→ Do this:
Go through the listing below and gather every line with the word "espirito".

BEGIN Input for this task

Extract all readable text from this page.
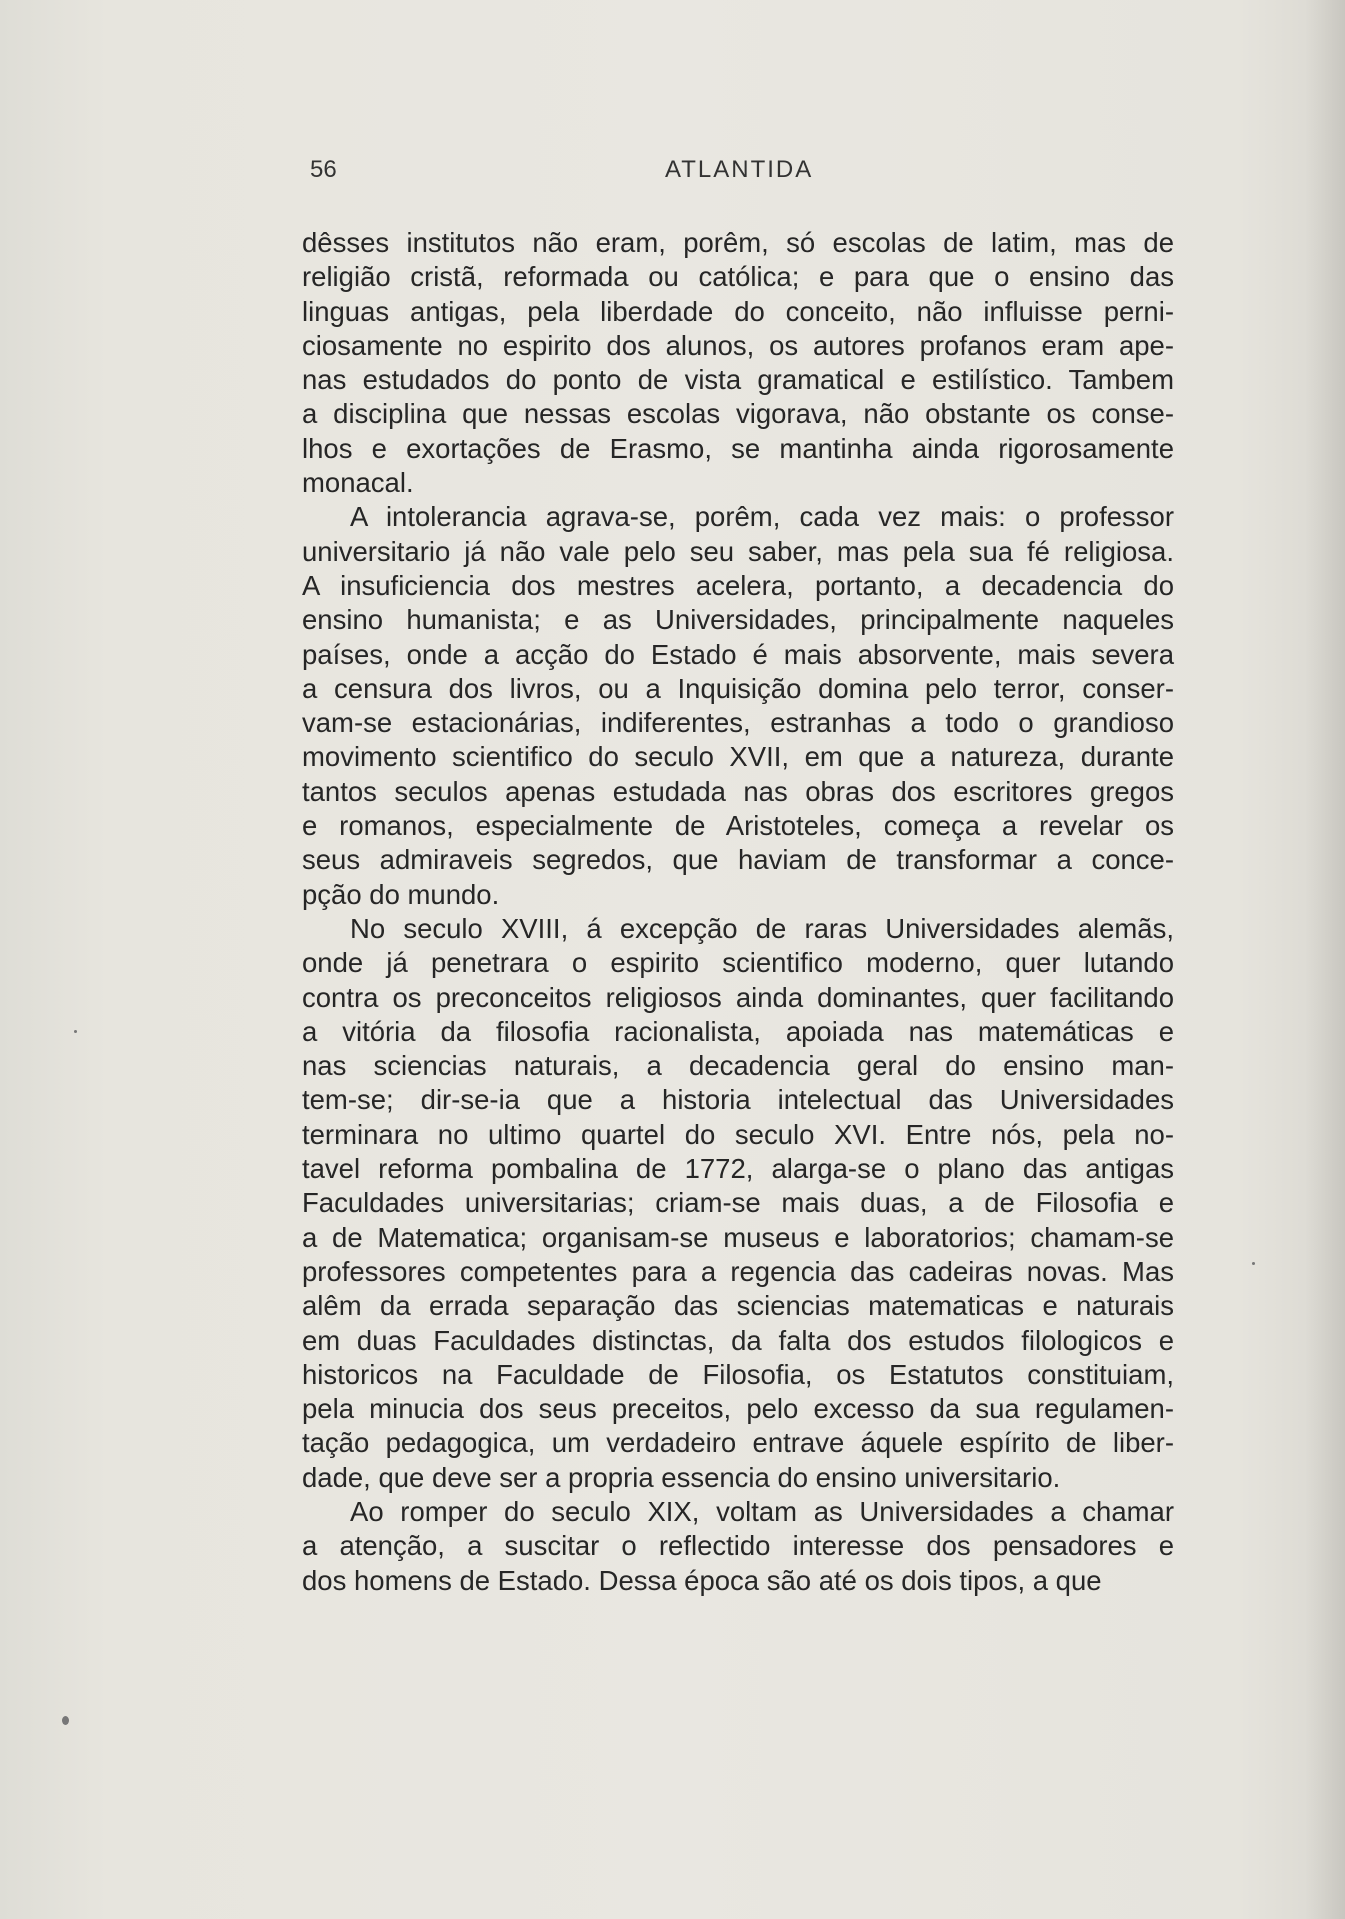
56	ATLANTIDA
dêsses institutos não eram, porêm, só escolas de latim, mas de
religião cristã, reformada ou católica; e para que o ensino das
linguas antigas, pela liberdade do conceito, não influisse perni-
ciosamente no espirito dos alunos, os autores profanos eram ape-
nas estudados do ponto de vista gramatical e estilístico. Tambem
a disciplina que nessas escolas vigorava, não obstante os conse-
lhos e exortações de Erasmo, se mantinha ainda rigorosamente
monacal.
A intolerancia agrava-se, porêm, cada vez mais: o professor
universitario já não vale pelo seu saber, mas pela sua fé religiosa.
A insuficiencia dos mestres acelera, portanto, a decadencia do
ensino humanista; e as Universidades, principalmente naqueles
países, onde a acção do Estado é mais absorvente, mais severa
a censura dos livros, ou a Inquisição domina pelo terror, conser-
vam-se estacionárias, indiferentes, estranhas a todo o grandioso
movimento scientifico do seculo XVII, em que a natureza, durante
tantos seculos apenas estudada nas obras dos escritores gregos
e romanos, especialmente de Aristoteles, começa a revelar os
seus admiraveis segredos, que haviam de transformar a conce-
pção do mundo.
No seculo XVIII, á excepção de raras Universidades alemãs,
onde já penetrara o espirito scientifico moderno, quer lutando
contra os preconceitos religiosos ainda dominantes, quer facilitando
a vitória da filosofia racionalista, apoiada nas matemáticas e
nas sciencias naturais, a decadencia geral do ensino man-
tem-se; dir-se-ia que a historia intelectual das Universidades
terminara no ultimo quartel do seculo XVI. Entre nós, pela no-
tavel reforma pombalina de 1772, alarga-se o plano das antigas
Faculdades universitarias; criam-se mais duas, a de Filosofia e
a de Matematica; organisam-se museus e laboratorios; chamam-se
professores competentes para a regencia das cadeiras novas. Mas
alêm da errada separação das sciencias matematicas e naturais
em duas Faculdades distinctas, da falta dos estudos filologicos e
historicos na Faculdade de Filosofia, os Estatutos constituiam,
pela minucia dos seus preceitos, pelo excesso da sua regulamen-
tação pedagogica, um verdadeiro entrave áquele espírito de liber-
dade, que deve ser a propria essencia do ensino universitario.
Ao romper do seculo XIX, voltam as Universidades a chamar
a atenção, a suscitar o reflectido interesse dos pensadores e
dos homens de Estado. Dessa época são até os dois tipos, a que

END Input for this task

→ Complete output:
ciosamente no espirito dos alunos, os autores profanos eram ape-
onde já penetrara o espirito scientifico moderno, quer lutando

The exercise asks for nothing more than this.